## begin ENTRIES SHOWN

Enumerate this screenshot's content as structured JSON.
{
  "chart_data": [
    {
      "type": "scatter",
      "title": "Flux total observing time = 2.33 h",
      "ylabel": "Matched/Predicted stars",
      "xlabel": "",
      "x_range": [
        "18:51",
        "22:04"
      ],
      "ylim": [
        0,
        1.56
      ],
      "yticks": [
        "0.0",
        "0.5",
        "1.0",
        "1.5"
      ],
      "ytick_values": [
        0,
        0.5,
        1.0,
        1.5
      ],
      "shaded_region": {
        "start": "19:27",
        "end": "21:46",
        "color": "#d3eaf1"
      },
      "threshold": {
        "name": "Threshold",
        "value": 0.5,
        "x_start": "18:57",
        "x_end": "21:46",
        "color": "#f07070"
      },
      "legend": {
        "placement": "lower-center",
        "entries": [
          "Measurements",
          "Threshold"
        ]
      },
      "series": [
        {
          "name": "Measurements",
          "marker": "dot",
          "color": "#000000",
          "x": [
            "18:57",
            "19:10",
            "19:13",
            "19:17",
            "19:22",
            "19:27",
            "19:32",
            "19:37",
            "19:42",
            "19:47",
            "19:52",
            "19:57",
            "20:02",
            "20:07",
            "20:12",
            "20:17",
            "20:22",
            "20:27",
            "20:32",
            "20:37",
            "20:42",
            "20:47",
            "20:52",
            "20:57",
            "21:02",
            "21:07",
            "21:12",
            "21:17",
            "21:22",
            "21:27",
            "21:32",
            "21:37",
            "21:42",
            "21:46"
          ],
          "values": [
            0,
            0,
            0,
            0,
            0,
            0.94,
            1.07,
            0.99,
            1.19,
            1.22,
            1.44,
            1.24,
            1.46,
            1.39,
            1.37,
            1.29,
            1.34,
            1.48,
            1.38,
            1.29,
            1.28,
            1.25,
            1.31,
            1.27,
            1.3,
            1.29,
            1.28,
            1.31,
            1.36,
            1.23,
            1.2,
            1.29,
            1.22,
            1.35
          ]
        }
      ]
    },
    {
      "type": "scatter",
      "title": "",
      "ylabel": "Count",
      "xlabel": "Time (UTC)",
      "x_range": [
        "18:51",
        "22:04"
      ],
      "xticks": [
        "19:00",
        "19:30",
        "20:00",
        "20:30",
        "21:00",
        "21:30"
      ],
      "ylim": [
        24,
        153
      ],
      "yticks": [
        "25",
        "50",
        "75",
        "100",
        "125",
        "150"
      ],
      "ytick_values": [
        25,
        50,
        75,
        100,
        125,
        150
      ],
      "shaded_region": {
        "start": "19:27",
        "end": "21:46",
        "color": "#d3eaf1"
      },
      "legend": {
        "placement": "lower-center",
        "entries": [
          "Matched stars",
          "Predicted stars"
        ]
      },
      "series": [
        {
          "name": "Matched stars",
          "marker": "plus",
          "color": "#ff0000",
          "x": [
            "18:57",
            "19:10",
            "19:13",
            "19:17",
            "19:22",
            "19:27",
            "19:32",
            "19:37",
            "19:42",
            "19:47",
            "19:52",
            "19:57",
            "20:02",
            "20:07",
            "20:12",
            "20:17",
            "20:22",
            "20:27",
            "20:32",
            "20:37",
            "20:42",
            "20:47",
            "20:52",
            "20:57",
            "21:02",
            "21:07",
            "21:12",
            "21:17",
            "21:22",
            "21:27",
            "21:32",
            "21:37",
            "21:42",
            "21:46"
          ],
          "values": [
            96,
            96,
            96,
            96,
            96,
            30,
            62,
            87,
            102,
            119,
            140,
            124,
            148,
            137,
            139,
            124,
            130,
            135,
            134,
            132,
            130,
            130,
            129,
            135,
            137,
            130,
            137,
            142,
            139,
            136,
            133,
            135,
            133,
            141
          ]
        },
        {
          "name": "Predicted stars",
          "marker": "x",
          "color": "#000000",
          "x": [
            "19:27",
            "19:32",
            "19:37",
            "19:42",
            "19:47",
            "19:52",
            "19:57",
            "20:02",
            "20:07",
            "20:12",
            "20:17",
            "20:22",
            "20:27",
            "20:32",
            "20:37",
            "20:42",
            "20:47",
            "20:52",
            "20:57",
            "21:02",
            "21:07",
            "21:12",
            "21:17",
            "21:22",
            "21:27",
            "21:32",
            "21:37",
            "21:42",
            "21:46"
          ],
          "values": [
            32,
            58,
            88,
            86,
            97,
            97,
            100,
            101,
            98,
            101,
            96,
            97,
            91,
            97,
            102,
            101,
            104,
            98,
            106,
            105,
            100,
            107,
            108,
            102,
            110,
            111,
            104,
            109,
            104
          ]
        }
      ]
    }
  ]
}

## end ENTRIES SHOWN

From the records above, how many lines include the word "name"? Only the number is wanted.

4